# [PROBLEM DETAILS]
Every record below should be printed exactly as it appears.

# [MATERIAL FOR THE TASK]

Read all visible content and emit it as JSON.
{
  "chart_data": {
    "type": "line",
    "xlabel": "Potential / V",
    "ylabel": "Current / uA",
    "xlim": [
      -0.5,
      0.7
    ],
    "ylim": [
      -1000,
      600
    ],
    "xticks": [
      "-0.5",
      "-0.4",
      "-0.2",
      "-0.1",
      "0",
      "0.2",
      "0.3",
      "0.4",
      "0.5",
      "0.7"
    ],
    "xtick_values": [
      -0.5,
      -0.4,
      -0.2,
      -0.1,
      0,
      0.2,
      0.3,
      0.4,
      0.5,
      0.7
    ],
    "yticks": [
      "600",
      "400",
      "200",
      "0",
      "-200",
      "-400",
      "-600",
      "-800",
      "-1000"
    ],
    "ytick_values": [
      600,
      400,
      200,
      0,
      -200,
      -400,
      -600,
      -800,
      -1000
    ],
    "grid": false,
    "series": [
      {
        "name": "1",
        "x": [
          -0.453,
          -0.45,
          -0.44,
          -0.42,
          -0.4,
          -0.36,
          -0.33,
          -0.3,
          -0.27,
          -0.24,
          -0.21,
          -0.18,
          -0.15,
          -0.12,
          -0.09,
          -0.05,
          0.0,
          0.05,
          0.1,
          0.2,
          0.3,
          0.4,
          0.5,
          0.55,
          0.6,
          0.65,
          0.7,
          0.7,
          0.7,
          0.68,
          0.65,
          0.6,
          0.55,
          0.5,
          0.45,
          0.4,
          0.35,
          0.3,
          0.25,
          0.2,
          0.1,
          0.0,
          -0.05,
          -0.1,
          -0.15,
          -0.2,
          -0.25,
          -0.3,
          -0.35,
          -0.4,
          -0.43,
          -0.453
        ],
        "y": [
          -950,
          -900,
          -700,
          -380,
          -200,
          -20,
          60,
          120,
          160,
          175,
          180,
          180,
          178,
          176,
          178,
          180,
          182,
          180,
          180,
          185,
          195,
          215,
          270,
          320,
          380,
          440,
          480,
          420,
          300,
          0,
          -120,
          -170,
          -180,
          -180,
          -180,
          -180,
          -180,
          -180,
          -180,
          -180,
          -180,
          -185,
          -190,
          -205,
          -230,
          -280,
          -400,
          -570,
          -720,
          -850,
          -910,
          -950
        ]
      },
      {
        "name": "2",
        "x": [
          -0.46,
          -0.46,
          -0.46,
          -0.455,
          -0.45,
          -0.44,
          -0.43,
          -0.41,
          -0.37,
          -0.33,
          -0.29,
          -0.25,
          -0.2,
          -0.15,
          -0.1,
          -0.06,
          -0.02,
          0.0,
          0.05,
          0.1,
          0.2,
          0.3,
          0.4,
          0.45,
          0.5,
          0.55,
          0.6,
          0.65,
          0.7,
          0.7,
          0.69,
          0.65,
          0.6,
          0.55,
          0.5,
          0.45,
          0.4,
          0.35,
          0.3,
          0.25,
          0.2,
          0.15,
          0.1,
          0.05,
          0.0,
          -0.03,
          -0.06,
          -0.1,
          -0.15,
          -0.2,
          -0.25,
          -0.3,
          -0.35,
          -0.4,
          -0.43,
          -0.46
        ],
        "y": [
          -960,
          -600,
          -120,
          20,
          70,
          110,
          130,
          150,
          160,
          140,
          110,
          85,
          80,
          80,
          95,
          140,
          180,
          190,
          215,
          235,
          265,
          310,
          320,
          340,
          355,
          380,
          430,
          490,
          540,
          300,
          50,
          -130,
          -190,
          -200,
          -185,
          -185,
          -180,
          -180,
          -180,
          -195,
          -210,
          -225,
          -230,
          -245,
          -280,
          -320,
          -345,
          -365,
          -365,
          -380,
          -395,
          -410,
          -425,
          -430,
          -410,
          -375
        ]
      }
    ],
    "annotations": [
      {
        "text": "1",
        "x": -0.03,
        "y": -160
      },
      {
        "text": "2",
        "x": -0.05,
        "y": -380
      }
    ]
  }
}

# [EXERCISE SOLUTION]
Read all visible content and emit it as JSON.
{
  "chart_data": {
    "type": "line",
    "xlabel": "Potential / V",
    "ylabel": "Current / uA",
    "xlim": [
      -0.5,
      0.7
    ],
    "ylim": [
      -1000,
      600
    ],
    "xticks": [
      "-0.5",
      "-0.4",
      "-0.2",
      "-0.1",
      "0",
      "0.2",
      "0.3",
      "0.4",
      "0.5",
      "0.7"
    ],
    "xtick_values": [
      -0.5,
      -0.4,
      -0.2,
      -0.1,
      0,
      0.2,
      0.3,
      0.4,
      0.5,
      0.7
    ],
    "yticks": [
      "600",
      "400",
      "200",
      "0",
      "-200",
      "-400",
      "-600",
      "-800",
      "-1000"
    ],
    "ytick_values": [
      600,
      400,
      200,
      0,
      -200,
      -400,
      -600,
      -800,
      -1000
    ],
    "grid": false,
    "series": [
      {
        "name": "1",
        "x": [
          -0.453,
          -0.45,
          -0.44,
          -0.42,
          -0.4,
          -0.36,
          -0.33,
          -0.3,
          -0.27,
          -0.24,
          -0.21,
          -0.18,
          -0.15,
          -0.12,
          -0.09,
          -0.05,
          0.0,
          0.05,
          0.1,
          0.2,
          0.3,
          0.4,
          0.5,
          0.55,
          0.6,
          0.65,
          0.7,
          0.7,
          0.7,
          0.68,
          0.65,
          0.6,
          0.55,
          0.5,
          0.45,
          0.4,
          0.35,
          0.3,
          0.25,
          0.2,
          0.1,
          0.0,
          -0.05,
          -0.1,
          -0.15,
          -0.2,
          -0.25,
          -0.3,
          -0.35,
          -0.4,
          -0.43,
          -0.453
        ],
        "y": [
          -950,
          -900,
          -700,
          -380,
          -200,
          -20,
          60,
          120,
          160,
          175,
          180,
          180,
          178,
          176,
          178,
          180,
          182,
          180,
          180,
          185,
          195,
          215,
          270,
          320,
          380,
          440,
          480,
          420,
          300,
          0,
          -120,
          -170,
          -180,
          -180,
          -180,
          -180,
          -180,
          -180,
          -180,
          -180,
          -180,
          -185,
          -190,
          -205,
          -230,
          -280,
          -400,
          -570,
          -720,
          -850,
          -910,
          -950
        ]
      },
      {
        "name": "2",
        "x": [
          -0.46,
          -0.46,
          -0.46,
          -0.455,
          -0.45,
          -0.44,
          -0.43,
          -0.41,
          -0.37,
          -0.33,
          -0.29,
          -0.25,
          -0.2,
          -0.15,
          -0.1,
          -0.06,
          -0.02,
          0.0,
          0.05,
          0.1,
          0.2,
          0.3,
          0.4,
          0.45,
          0.5,
          0.55,
          0.6,
          0.65,
          0.7,
          0.7,
          0.69,
          0.65,
          0.6,
          0.55,
          0.5,
          0.45,
          0.4,
          0.35,
          0.3,
          0.25,
          0.2,
          0.15,
          0.1,
          0.05,
          0.0,
          -0.03,
          -0.06,
          -0.1,
          -0.15,
          -0.2,
          -0.25,
          -0.3,
          -0.35,
          -0.4,
          -0.43,
          -0.46
        ],
        "y": [
          -960,
          -600,
          -120,
          20,
          70,
          110,
          130,
          150,
          160,
          140,
          110,
          85,
          80,
          80,
          95,
          140,
          180,
          190,
          215,
          235,
          265,
          310,
          320,
          340,
          355,
          380,
          430,
          490,
          540,
          300,
          50,
          -130,
          -190,
          -200,
          -185,
          -185,
          -180,
          -180,
          -180,
          -195,
          -210,
          -225,
          -230,
          -245,
          -280,
          -320,
          -345,
          -365,
          -365,
          -380,
          -395,
          -410,
          -425,
          -430,
          -410,
          -375
        ]
      }
    ],
    "annotations": [
      {
        "text": "1",
        "x": -0.03,
        "y": -160
      },
      {
        "text": "2",
        "x": -0.05,
        "y": -380
      }
    ]
  }
}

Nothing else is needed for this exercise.